What to produce: Locate all lines with the word "owned" and copy them out.

Stored data entries:
━━━
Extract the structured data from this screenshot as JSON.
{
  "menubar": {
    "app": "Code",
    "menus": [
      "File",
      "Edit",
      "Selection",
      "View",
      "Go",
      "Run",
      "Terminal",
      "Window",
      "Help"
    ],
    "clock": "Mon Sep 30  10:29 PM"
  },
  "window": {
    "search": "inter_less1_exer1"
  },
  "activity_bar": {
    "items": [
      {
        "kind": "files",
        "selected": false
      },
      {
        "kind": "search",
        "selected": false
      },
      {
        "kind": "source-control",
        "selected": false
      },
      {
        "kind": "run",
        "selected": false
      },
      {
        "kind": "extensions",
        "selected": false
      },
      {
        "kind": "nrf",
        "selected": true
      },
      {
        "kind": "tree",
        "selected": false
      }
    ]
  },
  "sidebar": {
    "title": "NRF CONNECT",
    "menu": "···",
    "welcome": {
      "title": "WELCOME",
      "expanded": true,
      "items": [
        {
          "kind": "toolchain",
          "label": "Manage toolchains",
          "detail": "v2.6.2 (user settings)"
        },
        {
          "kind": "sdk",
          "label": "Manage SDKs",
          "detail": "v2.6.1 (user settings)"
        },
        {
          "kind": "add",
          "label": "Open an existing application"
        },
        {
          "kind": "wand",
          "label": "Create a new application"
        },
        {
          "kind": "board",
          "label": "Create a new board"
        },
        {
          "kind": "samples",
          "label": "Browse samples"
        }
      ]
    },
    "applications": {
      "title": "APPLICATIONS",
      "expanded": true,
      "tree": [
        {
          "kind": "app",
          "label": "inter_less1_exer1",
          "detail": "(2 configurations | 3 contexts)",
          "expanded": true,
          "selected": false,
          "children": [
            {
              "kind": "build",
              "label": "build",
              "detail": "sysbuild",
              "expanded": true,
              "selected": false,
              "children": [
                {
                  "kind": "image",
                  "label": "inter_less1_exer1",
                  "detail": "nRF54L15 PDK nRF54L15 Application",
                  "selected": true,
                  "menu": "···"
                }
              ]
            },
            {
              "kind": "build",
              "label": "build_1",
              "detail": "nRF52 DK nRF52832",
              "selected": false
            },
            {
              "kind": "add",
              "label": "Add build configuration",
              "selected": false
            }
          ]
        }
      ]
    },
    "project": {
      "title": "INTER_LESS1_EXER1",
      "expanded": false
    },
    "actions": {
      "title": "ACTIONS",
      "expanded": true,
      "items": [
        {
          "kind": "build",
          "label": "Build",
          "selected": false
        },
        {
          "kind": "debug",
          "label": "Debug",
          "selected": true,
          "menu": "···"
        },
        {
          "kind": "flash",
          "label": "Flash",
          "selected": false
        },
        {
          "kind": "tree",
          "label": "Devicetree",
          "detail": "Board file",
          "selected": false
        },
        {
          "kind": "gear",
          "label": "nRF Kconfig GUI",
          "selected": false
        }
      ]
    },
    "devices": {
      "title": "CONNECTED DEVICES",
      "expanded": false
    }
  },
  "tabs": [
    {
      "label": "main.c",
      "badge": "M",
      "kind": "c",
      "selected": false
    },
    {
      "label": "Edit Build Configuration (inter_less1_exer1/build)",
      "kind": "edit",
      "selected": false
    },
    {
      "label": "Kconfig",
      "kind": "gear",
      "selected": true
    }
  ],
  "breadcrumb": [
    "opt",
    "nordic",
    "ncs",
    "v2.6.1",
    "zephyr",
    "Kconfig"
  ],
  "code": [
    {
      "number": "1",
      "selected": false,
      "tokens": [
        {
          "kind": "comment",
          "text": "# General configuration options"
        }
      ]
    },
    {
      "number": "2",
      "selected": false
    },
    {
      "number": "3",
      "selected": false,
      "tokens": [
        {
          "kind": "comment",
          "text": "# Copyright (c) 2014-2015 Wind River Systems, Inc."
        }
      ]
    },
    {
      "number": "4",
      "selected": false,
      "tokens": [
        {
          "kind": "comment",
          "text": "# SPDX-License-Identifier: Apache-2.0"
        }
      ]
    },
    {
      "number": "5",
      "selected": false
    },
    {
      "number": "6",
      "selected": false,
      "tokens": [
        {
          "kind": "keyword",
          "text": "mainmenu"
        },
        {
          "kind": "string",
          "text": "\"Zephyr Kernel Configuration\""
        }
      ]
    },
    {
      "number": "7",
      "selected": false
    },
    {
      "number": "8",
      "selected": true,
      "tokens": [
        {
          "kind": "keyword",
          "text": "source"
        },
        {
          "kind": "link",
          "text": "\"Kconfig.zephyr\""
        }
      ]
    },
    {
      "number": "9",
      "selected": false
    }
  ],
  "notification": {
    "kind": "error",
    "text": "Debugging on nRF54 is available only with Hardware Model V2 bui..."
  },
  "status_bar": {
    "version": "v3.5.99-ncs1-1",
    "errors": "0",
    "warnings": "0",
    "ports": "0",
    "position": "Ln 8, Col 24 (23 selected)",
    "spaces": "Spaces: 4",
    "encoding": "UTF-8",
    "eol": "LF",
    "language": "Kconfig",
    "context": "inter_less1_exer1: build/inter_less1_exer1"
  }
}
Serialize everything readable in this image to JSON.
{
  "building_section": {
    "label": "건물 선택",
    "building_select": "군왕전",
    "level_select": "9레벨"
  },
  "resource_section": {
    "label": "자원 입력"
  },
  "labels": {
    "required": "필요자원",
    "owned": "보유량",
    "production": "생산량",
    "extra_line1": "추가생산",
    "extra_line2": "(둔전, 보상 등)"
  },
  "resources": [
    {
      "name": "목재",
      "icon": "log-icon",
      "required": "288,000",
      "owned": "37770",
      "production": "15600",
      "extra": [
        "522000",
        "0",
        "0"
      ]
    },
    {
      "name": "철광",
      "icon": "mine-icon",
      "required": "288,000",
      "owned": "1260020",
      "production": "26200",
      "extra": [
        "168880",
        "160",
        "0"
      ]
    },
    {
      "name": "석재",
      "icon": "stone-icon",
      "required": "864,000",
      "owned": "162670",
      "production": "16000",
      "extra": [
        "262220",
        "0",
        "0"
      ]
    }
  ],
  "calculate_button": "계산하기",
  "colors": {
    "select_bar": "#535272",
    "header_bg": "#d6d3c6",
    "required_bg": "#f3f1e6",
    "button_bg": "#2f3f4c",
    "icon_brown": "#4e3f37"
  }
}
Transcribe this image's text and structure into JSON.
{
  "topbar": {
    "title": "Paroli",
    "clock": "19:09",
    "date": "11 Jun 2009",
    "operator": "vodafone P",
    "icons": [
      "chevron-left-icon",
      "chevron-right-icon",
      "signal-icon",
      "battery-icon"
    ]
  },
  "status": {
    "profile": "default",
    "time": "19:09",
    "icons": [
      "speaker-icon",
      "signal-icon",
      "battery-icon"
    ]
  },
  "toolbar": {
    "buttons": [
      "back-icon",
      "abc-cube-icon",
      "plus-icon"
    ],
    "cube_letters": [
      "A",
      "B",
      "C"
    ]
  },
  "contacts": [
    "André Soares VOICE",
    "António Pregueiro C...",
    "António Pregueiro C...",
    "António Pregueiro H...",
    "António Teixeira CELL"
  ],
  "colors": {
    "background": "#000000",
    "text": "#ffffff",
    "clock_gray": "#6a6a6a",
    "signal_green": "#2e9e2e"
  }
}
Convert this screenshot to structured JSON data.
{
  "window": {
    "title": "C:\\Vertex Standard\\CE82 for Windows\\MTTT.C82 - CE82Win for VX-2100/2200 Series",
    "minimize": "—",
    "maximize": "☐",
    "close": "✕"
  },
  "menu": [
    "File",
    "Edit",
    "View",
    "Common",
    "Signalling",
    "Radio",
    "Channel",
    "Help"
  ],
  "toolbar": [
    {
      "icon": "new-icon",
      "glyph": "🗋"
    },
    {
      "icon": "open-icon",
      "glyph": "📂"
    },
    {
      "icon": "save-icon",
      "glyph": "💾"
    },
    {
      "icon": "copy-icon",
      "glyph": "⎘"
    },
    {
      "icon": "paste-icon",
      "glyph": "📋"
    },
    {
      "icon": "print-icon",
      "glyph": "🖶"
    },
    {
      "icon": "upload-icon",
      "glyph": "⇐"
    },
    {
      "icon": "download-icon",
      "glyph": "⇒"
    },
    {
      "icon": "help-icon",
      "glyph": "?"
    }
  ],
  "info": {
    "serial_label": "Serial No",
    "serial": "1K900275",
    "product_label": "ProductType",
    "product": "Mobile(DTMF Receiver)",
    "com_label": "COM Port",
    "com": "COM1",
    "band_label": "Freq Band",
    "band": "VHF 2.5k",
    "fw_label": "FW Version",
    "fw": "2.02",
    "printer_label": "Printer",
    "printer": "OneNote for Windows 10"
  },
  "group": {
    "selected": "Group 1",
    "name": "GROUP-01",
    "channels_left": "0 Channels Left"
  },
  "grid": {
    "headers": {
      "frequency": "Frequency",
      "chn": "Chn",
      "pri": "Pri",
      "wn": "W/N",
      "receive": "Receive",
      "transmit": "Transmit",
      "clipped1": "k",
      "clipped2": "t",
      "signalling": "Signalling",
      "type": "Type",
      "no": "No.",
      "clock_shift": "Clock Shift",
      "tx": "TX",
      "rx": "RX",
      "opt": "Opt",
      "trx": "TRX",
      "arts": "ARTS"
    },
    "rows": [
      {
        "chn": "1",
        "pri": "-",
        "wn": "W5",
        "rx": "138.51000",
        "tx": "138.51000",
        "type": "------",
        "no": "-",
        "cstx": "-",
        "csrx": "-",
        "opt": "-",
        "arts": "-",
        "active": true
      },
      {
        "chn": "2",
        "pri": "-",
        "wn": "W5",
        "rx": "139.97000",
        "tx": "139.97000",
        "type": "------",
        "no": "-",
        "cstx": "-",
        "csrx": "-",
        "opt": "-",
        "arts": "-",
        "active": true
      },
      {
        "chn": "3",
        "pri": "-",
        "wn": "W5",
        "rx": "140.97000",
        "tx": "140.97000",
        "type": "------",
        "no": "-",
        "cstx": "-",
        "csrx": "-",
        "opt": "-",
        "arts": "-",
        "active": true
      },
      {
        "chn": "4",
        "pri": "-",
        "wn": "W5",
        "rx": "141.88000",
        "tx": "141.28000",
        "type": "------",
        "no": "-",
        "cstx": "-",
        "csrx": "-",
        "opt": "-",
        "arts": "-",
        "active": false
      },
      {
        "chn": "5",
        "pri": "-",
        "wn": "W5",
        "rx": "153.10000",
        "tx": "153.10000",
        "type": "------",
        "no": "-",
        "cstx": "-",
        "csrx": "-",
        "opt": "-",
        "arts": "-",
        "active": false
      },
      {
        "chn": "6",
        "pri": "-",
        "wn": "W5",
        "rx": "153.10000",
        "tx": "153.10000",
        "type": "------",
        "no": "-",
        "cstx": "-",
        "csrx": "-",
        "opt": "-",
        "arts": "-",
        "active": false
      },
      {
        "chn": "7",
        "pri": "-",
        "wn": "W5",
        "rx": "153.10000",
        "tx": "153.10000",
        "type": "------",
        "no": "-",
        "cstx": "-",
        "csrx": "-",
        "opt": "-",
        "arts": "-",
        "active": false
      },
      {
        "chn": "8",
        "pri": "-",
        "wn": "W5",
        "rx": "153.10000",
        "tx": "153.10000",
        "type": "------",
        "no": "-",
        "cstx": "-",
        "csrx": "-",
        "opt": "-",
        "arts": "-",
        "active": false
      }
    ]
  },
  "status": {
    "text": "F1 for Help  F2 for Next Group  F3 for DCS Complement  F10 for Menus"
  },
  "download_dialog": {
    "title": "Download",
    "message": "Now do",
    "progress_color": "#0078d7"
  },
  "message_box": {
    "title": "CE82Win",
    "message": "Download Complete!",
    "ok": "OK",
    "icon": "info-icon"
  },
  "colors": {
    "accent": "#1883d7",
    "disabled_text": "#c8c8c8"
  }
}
━━━
Result:
    "owned": "보유량",
      "owned": "37770",
      "owned": "1260020",
      "owned": "162670",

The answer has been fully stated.